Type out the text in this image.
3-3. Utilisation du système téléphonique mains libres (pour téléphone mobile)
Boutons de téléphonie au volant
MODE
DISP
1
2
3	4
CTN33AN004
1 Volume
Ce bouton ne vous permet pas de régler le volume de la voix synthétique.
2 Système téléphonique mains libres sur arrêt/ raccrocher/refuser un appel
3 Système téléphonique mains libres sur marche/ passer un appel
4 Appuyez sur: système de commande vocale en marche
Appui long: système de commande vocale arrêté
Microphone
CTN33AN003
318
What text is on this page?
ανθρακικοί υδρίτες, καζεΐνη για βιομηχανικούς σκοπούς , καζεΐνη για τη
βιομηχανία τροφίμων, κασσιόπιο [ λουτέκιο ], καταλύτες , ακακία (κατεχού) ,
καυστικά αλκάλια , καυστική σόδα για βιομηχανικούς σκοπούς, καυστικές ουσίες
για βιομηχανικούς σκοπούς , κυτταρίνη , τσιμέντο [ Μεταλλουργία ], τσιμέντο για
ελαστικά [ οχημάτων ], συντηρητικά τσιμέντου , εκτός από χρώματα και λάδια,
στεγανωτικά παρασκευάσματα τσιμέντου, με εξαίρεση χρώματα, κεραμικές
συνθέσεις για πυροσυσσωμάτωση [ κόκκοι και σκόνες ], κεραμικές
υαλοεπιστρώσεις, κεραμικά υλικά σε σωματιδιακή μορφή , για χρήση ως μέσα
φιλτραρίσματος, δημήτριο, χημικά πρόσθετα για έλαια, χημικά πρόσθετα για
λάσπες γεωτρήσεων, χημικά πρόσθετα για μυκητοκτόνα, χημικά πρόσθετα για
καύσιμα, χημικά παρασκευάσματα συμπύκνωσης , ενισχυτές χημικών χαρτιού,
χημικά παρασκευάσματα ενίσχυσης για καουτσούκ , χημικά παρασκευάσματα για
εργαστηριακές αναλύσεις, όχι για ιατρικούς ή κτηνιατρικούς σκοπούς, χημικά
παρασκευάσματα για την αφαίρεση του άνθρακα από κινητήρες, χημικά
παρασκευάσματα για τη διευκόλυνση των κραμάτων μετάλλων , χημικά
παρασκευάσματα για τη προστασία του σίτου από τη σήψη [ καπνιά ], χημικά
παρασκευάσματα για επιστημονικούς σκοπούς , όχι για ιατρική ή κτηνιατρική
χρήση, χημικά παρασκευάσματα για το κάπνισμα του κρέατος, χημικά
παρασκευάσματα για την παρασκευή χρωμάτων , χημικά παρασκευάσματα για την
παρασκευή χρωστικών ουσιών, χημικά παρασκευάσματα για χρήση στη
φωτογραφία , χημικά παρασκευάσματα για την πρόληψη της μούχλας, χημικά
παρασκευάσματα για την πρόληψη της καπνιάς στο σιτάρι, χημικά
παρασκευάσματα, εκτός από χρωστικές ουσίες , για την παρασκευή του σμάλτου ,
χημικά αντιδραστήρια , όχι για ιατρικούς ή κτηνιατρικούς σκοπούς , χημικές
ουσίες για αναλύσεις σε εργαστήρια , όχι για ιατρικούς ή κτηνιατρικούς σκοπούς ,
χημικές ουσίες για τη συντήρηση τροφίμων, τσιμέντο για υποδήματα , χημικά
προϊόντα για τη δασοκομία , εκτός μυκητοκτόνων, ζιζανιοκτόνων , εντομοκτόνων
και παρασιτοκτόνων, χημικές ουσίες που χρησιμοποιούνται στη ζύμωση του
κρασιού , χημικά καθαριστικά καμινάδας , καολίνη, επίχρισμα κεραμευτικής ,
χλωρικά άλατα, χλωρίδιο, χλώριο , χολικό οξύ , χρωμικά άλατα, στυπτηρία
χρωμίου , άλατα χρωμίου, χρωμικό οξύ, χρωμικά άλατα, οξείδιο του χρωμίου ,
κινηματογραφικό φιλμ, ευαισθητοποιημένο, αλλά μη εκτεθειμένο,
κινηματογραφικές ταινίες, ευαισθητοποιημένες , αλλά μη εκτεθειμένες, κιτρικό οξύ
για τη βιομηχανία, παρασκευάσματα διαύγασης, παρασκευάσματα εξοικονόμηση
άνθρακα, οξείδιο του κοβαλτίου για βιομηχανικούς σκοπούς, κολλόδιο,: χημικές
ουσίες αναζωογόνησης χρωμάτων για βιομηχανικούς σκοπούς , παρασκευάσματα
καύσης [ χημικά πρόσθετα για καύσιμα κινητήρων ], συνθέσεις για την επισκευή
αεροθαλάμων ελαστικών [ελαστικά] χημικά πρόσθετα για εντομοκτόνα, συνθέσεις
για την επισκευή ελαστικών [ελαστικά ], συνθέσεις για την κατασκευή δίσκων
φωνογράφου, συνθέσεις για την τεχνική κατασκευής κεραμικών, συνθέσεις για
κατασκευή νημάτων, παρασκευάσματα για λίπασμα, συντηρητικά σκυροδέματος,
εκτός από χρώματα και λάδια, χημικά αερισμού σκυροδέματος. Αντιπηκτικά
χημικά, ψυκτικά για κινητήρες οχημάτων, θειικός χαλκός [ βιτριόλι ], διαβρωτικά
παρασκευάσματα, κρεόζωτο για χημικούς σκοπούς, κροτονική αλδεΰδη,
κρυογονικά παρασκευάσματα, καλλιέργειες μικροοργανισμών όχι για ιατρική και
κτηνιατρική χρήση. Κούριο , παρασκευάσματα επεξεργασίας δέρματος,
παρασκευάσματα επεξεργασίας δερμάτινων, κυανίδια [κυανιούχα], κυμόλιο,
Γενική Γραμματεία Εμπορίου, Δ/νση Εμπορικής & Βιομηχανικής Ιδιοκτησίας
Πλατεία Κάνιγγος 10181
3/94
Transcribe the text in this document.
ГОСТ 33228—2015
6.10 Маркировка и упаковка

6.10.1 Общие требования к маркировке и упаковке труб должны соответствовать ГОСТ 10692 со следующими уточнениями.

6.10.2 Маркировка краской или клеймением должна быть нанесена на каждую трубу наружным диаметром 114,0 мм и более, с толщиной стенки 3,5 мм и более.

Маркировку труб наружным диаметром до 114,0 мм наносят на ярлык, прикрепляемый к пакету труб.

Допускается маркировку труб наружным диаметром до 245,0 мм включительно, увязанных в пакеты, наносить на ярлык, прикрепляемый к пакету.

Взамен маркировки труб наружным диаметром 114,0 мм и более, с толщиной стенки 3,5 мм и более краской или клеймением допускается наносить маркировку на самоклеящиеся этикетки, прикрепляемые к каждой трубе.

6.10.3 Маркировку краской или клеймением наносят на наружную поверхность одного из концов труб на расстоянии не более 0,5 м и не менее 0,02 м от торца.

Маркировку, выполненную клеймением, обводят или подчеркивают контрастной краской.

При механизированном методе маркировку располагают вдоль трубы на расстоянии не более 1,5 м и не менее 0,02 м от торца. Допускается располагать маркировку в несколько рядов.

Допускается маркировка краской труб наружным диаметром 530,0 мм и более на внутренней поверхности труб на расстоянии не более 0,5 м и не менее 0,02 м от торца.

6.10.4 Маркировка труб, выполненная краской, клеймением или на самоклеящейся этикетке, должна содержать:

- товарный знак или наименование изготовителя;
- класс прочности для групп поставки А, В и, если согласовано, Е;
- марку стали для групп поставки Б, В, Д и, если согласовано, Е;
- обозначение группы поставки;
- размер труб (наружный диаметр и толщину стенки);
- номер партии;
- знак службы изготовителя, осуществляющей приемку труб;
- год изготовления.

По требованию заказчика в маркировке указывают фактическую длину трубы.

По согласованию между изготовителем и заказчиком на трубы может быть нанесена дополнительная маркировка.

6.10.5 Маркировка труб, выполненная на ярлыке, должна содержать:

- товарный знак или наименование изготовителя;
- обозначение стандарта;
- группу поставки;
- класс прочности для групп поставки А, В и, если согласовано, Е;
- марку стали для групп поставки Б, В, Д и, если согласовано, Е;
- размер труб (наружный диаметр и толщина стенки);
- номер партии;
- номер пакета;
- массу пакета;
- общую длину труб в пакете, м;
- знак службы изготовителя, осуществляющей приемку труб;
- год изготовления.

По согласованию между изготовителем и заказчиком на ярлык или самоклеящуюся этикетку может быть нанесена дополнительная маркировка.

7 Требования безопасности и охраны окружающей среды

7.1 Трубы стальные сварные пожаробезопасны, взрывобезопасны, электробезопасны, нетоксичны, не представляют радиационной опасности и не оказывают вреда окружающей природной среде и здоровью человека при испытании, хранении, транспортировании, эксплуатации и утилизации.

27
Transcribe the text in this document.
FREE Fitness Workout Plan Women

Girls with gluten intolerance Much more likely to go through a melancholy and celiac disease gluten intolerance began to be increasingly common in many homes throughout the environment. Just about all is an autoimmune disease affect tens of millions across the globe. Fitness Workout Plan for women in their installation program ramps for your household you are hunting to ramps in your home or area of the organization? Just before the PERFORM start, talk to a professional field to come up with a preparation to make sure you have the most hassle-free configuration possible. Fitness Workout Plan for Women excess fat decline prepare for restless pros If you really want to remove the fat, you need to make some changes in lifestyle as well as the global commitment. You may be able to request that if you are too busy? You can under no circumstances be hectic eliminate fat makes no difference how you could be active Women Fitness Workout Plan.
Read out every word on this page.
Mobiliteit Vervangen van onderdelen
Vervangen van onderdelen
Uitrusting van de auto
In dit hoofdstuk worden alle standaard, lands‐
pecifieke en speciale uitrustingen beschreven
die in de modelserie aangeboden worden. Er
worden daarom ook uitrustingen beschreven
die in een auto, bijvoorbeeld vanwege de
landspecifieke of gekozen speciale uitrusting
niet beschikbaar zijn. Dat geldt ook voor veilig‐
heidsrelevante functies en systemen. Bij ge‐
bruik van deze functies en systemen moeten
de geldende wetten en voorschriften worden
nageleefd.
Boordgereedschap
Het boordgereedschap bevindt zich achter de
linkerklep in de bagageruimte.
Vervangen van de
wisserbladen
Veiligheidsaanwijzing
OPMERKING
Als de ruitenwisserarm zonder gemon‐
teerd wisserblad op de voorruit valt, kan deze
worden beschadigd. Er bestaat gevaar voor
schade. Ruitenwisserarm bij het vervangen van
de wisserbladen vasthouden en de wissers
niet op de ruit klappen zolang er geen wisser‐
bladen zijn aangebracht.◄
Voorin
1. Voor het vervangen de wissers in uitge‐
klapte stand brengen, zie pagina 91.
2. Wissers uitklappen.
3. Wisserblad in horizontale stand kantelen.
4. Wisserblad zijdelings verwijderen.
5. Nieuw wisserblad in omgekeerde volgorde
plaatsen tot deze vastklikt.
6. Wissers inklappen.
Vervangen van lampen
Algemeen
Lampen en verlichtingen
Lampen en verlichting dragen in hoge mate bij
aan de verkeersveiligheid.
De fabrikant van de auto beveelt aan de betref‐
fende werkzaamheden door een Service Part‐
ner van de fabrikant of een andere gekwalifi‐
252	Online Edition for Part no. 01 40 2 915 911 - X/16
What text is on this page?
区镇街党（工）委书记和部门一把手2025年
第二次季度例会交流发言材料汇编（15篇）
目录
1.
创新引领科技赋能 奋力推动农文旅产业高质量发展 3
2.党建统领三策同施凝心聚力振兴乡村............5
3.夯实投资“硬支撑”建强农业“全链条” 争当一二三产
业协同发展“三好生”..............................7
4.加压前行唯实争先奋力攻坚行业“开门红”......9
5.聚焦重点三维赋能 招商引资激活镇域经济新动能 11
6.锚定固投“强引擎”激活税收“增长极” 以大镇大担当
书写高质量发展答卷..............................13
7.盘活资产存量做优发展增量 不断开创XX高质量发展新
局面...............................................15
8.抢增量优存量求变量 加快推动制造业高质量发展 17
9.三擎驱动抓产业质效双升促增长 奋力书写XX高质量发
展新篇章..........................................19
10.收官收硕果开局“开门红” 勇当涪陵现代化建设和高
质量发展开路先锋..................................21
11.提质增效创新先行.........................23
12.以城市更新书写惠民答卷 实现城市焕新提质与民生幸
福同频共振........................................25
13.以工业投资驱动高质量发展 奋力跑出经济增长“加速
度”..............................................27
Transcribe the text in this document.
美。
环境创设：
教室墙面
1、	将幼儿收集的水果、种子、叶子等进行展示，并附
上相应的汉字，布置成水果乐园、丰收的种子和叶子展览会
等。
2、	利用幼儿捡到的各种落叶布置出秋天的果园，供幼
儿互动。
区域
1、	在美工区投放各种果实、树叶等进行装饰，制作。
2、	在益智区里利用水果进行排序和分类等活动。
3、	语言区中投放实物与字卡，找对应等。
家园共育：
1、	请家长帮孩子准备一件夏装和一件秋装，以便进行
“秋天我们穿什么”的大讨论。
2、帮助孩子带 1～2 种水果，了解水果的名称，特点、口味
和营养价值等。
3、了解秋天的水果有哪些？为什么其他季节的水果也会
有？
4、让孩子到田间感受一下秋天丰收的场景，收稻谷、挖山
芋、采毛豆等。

────────────────────

### TASK TO COMPLETE
Looking at the listing above, how many of its lines contain the string "χρήση"? Give the number alone.

### RESULT
4